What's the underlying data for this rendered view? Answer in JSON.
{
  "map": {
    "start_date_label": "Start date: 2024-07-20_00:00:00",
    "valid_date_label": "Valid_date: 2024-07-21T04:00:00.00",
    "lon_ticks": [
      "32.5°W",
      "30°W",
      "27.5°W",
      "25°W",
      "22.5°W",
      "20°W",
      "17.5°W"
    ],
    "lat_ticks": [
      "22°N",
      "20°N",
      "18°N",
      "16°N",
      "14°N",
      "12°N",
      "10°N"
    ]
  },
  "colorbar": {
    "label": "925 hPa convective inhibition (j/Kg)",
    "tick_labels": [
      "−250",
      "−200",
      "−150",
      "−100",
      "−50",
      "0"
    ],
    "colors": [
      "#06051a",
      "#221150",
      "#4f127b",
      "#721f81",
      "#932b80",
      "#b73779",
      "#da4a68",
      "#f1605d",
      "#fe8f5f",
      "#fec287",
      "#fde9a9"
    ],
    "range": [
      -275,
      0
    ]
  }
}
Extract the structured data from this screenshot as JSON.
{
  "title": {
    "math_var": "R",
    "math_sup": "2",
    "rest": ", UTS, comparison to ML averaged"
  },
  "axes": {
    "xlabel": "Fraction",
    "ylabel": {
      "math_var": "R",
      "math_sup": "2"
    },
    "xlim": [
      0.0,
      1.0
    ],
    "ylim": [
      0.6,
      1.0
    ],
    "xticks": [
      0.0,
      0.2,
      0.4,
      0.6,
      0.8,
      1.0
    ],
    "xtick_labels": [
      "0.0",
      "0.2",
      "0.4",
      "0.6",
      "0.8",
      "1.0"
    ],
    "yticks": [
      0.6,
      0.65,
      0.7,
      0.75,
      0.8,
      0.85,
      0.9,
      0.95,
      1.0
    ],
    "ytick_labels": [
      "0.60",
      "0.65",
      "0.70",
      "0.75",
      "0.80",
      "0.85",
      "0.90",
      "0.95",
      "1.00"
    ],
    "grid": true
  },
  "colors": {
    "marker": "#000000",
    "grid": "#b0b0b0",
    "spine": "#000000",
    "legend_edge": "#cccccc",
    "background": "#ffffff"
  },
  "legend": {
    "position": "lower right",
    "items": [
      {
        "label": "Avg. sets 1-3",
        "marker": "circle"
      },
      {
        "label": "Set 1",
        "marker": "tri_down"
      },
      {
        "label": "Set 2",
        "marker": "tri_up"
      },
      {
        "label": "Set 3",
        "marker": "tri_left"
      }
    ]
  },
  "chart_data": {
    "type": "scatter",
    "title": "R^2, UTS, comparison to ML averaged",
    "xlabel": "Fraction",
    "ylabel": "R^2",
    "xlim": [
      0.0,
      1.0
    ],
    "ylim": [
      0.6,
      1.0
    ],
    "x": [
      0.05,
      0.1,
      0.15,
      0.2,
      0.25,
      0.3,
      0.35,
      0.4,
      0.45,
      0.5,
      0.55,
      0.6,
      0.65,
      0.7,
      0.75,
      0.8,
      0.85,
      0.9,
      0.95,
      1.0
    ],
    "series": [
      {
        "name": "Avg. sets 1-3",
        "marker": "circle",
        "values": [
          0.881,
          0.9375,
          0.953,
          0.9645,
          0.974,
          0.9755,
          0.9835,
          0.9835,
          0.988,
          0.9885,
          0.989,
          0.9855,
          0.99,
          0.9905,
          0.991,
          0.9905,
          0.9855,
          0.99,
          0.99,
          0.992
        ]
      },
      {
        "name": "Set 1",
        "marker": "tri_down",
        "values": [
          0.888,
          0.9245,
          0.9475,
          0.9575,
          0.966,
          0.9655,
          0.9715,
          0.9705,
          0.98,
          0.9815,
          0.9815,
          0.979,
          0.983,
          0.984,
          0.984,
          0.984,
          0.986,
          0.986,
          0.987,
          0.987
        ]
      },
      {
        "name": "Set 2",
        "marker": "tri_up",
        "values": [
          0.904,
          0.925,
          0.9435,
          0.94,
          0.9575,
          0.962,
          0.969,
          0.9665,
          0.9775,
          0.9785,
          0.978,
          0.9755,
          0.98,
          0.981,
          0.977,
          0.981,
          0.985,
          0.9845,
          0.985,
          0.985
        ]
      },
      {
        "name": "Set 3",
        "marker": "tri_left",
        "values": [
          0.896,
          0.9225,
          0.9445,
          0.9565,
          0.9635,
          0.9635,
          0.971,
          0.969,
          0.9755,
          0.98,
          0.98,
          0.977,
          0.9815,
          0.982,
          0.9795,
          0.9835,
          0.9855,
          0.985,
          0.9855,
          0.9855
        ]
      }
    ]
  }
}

--

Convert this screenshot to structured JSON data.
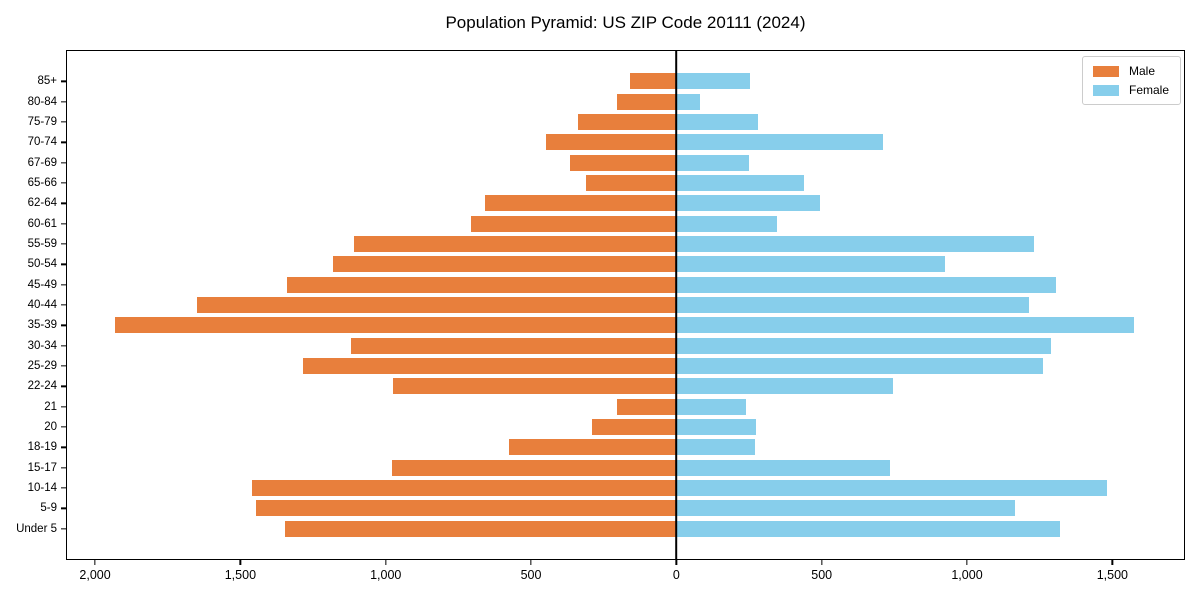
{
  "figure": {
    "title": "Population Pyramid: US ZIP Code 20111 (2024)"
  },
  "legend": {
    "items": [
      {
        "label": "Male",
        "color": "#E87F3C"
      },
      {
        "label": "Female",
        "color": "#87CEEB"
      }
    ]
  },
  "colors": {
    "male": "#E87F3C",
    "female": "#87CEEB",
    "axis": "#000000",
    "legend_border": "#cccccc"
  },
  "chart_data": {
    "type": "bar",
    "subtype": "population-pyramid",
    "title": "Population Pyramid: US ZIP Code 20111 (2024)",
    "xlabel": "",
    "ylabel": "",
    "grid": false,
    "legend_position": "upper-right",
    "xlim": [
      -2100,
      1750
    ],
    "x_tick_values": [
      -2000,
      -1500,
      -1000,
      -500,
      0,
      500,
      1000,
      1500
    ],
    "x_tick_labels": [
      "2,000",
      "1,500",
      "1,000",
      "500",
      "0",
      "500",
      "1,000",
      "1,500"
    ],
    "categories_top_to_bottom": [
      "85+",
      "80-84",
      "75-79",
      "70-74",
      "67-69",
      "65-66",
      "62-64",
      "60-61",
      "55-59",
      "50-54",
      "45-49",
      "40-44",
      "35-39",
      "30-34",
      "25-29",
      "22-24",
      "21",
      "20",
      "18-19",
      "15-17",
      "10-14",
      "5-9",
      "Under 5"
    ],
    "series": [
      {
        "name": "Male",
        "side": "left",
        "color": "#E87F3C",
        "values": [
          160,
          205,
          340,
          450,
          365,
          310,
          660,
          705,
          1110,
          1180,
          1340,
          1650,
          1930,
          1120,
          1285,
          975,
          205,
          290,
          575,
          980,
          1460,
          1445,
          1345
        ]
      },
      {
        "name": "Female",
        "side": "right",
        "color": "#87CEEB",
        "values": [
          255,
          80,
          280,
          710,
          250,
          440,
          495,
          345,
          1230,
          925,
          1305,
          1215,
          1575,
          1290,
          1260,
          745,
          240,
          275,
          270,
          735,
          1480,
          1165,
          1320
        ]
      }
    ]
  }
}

> _Task_:
Gather every line containing the word "screenshot" and copy it.

> _Answer to the exercise_:
Extract the structured data from this screenshot as JSON.
Convert this screenshot to structured JSON data.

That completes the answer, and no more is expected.